Problems and tasks
a) In the interview excerpt:
(i) Which two people had been consulted about the property?
(ii) What is the field on the property being turned into?
(iii) What three things seem most extraordinary to Emily Rauh Pulitzer about his collecting?
b) Proceed with the interview excerpt about the Ladue property and the collection, starting right after its final line.

Extract provided
EMILY RAUH PULITZER: And so we never proceeded on it. We had talked to the director of the art museum and the director of the garden, and both indicated that they didn't have the funds—nor do we—to endow it. Therefore, they couldn't accept it themselves. But if an entity, like the city or the county or the state, would run it. . . . And there are no parks—or there's one small park, one and a half parks in Ladue, and as greater St. Louis develops, there is going to be very, very little open land in this part of the city, and this is one of, I think, only two or three properties of this size that still remain.
SUE ANN KENDALL: What a treasure.
EMILY RAUH PULITZER: Yeah, and what a terrible loss it would be, and the houses are rather bizarre houses for land that has this commercial value today, and people who would pay the price for the land probably wouldn't want to live in houses that are as simple and as small and as idiosyncratic as these. But their very idiosyncracies would lead to wonderful public use, because they both have basically one big room, and they could be used by a nature camp, and et cetera. And we had thought of it as a park that would be with controlled access, that perhaps only a hundred or two hundred people a day. . . .
SUE ANN KENDALL: So it isn't spoiled by overuse and. . . .
EMILY RAUH PULITZER: Exactly. So it's something that's still very much in my mind and perhaps we'll pursue it at some later date.
SUE ANN KENDALL: Yeah, it'd be a shame to have them not take that on, I should think. That would be a delightful use.
EMILY RAUH PULITZER: Well, and it provides such a marvelous nature possibility too, because there's the lawn part of it—formal plantings, et cetera—which would be the sort of thing that people would have in their own yards, and it could be even further developed certainly than we have. And then there is the field which we're now turning into a prairie, a Missouri prairie. And then the woods. So that you have three levels of nature that could be explored and developed.
SUE ANN KENDALL: And then this wonderful artwork in addition.
EMILY RAUH PULITZER: Right.
SUE ANN KENDALL: It would be a wonderful testimony to your contribution to the area, as well, if that could happen.
[Interruption in taping]
SUE ANN KENDALL: I'm about out of questions, but I'd like to ask you what more you have to say about the collection.
EMILY RAUH PULITZER: Well, in our talking about what you and Joe had talked about—and I didn't hear it so I don't know what you've covered—but the three things that seem to me most extraordinary about his collecting are the quality and the passion and the continued commitment that he has had over a very long period of time.

Data extracted from a collection
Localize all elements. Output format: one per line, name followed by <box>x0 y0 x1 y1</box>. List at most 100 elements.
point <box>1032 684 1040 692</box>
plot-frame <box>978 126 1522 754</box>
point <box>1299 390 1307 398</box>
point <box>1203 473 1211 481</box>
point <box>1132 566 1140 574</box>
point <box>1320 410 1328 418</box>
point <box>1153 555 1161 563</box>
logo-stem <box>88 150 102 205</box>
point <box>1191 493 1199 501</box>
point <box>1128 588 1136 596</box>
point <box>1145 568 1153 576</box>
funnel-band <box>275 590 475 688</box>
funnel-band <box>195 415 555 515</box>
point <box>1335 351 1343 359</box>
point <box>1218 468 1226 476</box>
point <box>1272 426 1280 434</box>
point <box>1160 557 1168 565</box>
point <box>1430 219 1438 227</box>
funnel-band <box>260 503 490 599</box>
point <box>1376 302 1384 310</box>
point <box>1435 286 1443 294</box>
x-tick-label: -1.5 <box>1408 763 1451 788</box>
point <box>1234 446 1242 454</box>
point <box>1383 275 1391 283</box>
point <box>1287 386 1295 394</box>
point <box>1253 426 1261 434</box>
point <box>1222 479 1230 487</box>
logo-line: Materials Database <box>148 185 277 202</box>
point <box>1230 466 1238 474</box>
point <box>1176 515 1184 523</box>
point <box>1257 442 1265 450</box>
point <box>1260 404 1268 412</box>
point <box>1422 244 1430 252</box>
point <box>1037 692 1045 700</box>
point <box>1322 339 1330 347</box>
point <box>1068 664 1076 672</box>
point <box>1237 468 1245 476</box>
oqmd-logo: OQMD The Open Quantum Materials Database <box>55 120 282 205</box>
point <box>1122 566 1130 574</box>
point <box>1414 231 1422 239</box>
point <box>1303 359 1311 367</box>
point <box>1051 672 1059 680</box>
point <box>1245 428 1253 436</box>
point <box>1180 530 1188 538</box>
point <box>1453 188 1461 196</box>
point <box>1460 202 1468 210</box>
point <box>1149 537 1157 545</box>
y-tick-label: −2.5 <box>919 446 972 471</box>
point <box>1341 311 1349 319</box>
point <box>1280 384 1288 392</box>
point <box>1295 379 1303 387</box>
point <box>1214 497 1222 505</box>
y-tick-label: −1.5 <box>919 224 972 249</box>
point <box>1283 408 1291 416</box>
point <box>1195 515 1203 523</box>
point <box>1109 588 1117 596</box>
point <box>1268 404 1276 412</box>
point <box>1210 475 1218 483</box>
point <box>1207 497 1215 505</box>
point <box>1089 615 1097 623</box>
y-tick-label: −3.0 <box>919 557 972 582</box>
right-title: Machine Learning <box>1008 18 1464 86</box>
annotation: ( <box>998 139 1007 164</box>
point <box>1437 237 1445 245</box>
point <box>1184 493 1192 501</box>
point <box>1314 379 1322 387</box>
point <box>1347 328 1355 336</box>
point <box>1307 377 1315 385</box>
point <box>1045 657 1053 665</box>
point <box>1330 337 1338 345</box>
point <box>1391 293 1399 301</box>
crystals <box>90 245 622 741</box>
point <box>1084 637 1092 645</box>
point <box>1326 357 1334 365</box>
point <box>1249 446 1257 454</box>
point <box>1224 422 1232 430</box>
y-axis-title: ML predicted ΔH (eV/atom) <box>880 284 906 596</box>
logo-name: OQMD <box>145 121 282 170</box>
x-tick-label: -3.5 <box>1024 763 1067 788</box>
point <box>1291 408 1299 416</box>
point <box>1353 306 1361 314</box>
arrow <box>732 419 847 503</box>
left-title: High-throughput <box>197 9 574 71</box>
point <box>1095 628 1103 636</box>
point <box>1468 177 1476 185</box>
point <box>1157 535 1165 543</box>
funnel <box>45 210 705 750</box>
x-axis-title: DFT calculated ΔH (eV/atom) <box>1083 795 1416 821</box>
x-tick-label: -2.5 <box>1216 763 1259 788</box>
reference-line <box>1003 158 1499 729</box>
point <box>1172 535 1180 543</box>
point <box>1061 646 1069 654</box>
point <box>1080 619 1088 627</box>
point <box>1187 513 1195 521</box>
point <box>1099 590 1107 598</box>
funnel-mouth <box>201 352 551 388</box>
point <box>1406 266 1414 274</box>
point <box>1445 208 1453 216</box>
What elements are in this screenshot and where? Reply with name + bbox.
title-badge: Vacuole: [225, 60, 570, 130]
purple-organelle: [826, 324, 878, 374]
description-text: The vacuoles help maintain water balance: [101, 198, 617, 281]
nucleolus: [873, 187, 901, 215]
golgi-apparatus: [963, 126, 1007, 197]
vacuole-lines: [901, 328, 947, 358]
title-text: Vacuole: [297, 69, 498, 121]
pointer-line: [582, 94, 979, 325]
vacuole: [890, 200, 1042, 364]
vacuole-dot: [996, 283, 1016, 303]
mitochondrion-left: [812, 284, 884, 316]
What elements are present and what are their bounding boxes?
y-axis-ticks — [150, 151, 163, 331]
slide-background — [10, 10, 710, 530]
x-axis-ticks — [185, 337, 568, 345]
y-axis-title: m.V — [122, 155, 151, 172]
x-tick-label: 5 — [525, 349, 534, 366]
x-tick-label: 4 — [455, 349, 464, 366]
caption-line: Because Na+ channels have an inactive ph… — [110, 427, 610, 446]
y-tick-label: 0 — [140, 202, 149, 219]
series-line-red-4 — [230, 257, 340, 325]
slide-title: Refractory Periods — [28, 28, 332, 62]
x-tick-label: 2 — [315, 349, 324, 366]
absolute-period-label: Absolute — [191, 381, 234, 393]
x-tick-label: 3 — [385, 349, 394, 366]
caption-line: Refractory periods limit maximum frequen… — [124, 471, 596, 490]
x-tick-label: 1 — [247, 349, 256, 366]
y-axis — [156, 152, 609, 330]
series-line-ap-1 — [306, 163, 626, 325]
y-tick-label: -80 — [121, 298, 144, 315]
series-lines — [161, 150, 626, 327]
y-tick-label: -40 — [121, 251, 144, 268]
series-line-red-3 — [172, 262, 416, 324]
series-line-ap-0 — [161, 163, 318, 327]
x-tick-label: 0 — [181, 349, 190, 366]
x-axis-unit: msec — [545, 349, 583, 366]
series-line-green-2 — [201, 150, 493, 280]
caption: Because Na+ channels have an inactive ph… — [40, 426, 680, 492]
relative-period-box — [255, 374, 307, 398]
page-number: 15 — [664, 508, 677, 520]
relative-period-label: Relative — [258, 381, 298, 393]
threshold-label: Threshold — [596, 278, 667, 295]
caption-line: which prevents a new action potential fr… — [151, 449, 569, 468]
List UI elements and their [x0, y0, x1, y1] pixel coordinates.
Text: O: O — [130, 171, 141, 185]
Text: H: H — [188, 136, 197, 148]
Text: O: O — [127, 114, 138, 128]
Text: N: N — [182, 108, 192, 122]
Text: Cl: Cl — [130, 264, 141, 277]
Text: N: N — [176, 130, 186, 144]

Results of the exercise
a)
(i) The director of the art museum and the director of the garden.
(ii) A Missouri prairie.
(iii) The quality, the passion, and the continued commitment he has had over a very long period of time.

b)
SUE ANN KENDALL: That comes across very clearly in talking to him.
EMILY RAUH PULITZER: And the fact that, although he's never been on the cutting edge of contemporary art, he's continued to collect contemporary art all along, with certain moves into the past, but continually being open to new art, and I think that's very rare. I'm now looking at it as the museum curator or the art historian. I don't think there are many contemporary art collectors who continue past one generation, that was their generation that they felt really simpatico with, and then they either stop buying when their walls are filled or stop buying when those artists go beyond their price range, or buy what I call the "son of," which are the derivative things from those artists. And he has, yes, certainly stopped buying certain artists who go beyond his price range, but I don't think has bought the derivative things, and certainly hasn't stopped when the walls were filled!
SUE ANN KENDALL: Um hmm, um hmm!
EMILY RAUH PULITZER: And the third thing was the real daring and real courage, not of commissioning Judd and Serra and Flavin at the time he did, but of going along with their idea of doing work that was only possible for this place, and that really only spoke to and about this place. And I think that was very courageous, but I think it also speaks to his love of this place, and his responsiveness to an artist's responsiveness to this place.
SUE ANN KENDALL: Okay, I thank you very much. I think your perceptions are very interesting and will shed even more light on the collection.